Collected data
= = = = = = =

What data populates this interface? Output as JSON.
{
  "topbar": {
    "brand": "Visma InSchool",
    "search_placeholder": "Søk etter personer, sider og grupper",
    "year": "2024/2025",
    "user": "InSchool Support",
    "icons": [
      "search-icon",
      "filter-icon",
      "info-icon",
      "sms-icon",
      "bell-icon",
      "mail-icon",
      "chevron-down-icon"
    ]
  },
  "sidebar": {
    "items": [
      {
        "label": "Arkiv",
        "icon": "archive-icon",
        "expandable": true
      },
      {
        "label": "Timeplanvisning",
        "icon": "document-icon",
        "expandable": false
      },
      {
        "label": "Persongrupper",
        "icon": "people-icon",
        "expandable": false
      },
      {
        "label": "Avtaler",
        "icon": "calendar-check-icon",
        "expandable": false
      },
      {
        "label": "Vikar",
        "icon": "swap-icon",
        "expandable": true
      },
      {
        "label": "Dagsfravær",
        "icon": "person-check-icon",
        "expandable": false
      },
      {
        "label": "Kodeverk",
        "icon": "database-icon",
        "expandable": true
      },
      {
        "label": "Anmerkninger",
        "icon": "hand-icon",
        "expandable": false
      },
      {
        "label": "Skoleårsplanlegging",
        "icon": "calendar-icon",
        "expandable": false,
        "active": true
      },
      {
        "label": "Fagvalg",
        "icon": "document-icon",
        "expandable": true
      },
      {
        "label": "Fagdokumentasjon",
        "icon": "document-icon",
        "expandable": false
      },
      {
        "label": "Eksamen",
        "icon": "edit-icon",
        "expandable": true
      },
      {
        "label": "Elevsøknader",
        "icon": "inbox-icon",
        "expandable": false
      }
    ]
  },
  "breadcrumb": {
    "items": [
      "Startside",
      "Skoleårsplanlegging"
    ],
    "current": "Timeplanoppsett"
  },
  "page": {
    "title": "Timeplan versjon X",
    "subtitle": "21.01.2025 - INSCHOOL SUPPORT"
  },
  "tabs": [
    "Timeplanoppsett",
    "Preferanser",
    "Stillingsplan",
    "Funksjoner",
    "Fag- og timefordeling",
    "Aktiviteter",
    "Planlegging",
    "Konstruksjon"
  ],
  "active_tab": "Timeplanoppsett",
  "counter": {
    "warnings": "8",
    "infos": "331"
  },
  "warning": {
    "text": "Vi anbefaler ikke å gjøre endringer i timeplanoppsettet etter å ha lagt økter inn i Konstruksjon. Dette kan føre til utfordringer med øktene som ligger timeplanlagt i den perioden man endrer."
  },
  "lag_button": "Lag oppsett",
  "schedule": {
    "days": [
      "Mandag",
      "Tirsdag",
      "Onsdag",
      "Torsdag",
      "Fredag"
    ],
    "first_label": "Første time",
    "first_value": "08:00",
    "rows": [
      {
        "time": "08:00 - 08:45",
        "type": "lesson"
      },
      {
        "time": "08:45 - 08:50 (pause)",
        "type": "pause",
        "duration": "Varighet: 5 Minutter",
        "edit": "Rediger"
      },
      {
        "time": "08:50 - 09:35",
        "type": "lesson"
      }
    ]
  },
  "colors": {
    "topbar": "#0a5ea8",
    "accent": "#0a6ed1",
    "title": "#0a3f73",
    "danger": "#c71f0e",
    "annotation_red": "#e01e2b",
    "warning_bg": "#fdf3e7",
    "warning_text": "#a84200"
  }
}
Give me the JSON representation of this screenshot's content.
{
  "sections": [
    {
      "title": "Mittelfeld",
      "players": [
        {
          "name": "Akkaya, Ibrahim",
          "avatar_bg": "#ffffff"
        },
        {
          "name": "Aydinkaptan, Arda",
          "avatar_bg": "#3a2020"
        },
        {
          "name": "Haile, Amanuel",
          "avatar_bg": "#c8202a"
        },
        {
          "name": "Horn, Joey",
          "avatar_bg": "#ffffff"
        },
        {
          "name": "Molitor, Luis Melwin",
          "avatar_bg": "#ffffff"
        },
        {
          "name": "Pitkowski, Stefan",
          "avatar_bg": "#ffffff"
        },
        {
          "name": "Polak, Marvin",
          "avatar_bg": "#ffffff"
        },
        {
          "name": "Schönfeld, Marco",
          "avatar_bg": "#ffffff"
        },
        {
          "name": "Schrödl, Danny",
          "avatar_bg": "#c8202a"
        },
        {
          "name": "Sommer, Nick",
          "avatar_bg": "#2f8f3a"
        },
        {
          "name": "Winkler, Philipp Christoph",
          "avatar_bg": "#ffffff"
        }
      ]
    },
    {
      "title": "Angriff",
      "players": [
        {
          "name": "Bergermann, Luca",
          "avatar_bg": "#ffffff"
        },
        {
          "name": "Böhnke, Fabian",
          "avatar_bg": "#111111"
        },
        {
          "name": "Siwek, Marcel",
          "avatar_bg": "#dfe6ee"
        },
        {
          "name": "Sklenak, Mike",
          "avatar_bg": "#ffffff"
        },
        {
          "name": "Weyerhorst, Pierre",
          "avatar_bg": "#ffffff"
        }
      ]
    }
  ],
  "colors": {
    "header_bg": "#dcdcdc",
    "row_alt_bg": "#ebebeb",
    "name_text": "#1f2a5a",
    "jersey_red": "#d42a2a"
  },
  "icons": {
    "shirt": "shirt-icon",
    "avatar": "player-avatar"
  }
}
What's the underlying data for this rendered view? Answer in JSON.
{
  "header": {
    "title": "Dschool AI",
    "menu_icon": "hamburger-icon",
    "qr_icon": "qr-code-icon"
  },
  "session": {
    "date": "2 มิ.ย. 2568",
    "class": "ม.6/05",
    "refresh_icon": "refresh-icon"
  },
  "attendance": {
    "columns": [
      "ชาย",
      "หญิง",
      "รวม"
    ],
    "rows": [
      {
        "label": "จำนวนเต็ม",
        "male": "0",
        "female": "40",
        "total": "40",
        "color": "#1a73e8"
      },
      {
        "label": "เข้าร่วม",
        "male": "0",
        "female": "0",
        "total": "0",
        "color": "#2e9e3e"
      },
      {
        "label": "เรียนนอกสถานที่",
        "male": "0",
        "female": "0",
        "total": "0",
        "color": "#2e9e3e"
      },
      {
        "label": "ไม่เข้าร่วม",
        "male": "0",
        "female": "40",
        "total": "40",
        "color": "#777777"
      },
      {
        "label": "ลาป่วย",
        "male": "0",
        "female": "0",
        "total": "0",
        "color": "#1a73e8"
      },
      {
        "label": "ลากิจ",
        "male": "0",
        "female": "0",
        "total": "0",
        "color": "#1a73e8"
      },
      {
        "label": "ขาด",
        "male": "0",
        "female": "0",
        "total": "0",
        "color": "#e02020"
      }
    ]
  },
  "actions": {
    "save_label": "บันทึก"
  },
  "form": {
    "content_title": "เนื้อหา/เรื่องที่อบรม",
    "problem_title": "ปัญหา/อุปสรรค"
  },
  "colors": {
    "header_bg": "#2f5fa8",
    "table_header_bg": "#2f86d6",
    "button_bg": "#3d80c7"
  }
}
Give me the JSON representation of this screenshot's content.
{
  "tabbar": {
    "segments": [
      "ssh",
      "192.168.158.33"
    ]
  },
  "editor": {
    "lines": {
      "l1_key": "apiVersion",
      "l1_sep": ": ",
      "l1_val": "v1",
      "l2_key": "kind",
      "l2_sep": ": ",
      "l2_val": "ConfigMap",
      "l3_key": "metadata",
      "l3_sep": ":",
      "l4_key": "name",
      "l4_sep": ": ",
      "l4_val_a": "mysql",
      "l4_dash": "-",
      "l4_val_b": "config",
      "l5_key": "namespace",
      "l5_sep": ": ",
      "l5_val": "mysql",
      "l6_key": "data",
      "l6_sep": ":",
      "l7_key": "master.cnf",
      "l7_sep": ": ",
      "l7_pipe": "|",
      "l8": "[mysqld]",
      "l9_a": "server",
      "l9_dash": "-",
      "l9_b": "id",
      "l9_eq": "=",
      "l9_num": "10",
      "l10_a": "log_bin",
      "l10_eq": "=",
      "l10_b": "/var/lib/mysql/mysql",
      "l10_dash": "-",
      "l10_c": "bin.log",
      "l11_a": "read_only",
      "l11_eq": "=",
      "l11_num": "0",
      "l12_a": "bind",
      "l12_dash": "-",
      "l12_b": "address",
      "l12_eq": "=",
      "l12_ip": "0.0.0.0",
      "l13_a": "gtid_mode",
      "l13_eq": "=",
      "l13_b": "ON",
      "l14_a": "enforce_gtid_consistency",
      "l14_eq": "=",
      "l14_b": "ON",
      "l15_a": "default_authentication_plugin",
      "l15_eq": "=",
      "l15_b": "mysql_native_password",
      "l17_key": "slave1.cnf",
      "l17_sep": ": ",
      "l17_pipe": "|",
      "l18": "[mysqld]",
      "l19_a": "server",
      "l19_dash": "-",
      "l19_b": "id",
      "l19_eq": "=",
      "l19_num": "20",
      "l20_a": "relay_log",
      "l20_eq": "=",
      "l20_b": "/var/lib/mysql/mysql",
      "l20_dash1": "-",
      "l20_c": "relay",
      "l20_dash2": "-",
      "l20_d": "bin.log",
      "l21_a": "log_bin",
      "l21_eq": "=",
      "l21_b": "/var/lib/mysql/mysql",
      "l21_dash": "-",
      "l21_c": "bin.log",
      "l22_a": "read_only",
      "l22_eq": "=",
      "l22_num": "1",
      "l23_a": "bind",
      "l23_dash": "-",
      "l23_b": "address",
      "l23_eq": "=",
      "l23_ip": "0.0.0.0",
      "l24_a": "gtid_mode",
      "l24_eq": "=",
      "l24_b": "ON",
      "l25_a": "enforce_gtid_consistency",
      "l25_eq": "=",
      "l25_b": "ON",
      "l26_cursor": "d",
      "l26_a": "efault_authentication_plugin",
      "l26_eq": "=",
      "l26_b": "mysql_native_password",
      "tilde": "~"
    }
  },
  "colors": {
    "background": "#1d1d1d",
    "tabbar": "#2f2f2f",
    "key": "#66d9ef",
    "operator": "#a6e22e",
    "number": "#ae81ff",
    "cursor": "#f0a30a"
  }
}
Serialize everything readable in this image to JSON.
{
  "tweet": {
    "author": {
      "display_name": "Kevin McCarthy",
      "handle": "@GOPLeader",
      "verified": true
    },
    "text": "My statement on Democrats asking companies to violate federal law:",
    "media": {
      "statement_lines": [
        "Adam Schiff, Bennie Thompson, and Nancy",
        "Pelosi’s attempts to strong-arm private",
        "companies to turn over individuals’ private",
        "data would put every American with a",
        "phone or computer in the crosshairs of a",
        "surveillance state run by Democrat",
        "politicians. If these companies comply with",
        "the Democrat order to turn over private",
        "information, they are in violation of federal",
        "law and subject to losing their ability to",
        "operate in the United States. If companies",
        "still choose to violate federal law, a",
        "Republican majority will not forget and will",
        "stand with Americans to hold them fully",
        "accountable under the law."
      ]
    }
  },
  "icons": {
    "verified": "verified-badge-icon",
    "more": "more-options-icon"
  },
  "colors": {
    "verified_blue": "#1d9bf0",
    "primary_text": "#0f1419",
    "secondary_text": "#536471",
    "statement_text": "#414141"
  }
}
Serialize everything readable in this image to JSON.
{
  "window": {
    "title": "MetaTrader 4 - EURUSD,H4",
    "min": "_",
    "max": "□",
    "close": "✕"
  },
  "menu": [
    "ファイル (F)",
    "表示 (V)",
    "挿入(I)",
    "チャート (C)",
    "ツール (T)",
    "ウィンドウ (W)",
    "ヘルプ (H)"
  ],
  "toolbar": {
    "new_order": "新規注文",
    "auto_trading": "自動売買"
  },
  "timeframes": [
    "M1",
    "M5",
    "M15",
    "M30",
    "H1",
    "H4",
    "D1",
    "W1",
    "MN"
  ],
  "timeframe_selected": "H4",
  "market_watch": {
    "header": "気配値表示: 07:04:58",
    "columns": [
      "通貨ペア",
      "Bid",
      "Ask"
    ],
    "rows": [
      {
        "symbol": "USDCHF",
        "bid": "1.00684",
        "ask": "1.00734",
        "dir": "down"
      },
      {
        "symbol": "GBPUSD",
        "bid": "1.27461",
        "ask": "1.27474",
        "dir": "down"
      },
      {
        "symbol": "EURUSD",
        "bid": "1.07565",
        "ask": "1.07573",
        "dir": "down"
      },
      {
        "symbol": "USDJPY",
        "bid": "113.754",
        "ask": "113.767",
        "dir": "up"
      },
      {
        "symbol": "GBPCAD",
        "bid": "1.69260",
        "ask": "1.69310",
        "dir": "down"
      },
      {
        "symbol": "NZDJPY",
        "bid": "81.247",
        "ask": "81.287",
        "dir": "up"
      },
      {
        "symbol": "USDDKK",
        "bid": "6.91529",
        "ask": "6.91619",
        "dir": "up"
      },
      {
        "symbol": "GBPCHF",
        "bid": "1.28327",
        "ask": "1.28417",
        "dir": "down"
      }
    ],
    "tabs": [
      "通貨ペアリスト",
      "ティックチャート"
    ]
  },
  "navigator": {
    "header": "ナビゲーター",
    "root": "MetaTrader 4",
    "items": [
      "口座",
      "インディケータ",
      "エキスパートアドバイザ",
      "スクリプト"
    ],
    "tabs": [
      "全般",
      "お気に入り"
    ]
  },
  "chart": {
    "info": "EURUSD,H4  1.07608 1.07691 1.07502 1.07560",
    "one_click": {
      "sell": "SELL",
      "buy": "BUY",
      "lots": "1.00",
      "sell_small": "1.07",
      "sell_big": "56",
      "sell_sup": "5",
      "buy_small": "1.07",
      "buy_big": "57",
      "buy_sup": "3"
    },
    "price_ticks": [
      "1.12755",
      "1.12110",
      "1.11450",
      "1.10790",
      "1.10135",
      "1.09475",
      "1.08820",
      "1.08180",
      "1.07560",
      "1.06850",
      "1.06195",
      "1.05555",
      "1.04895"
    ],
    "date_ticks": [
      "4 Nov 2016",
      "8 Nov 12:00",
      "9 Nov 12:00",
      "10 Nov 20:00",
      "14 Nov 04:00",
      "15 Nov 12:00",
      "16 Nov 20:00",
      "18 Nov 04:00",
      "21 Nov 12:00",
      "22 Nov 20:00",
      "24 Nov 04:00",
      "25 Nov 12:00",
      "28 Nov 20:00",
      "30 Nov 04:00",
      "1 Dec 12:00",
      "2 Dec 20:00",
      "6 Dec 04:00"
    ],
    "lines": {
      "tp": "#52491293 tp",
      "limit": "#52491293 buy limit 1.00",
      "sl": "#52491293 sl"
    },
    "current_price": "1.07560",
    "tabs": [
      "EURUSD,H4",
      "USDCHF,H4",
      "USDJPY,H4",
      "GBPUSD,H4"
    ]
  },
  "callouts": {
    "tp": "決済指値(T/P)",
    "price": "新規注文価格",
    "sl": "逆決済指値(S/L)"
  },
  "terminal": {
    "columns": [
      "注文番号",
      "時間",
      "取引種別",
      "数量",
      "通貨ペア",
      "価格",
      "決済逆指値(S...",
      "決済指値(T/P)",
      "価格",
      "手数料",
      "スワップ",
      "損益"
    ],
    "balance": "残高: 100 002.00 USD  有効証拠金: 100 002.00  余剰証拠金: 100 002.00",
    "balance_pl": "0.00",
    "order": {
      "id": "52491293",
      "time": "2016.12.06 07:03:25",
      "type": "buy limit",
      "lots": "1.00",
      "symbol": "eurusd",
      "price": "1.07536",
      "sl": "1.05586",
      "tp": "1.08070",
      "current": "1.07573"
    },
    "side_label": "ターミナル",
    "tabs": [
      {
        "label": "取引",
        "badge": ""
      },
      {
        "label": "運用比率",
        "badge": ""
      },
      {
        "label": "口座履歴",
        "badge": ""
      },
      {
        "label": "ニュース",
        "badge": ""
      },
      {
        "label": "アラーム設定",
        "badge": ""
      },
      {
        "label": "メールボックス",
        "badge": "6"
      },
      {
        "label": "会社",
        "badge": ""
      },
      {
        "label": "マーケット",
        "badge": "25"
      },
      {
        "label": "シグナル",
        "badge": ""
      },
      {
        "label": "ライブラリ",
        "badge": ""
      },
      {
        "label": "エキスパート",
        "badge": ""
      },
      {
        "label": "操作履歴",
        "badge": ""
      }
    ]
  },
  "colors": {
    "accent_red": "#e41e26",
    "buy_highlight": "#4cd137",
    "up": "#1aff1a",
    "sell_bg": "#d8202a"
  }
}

= = = = = = =

▶ [WHAT TO WORK ON] Check each line above for the string "federal", then copy the ones that have it.

▶ [RESULT OF THIS TASK]
    "text": "My statement on Democrats asking companies to violate federal law:",
        "information, they are in violation of federal",
        "still choose to violate federal law, a",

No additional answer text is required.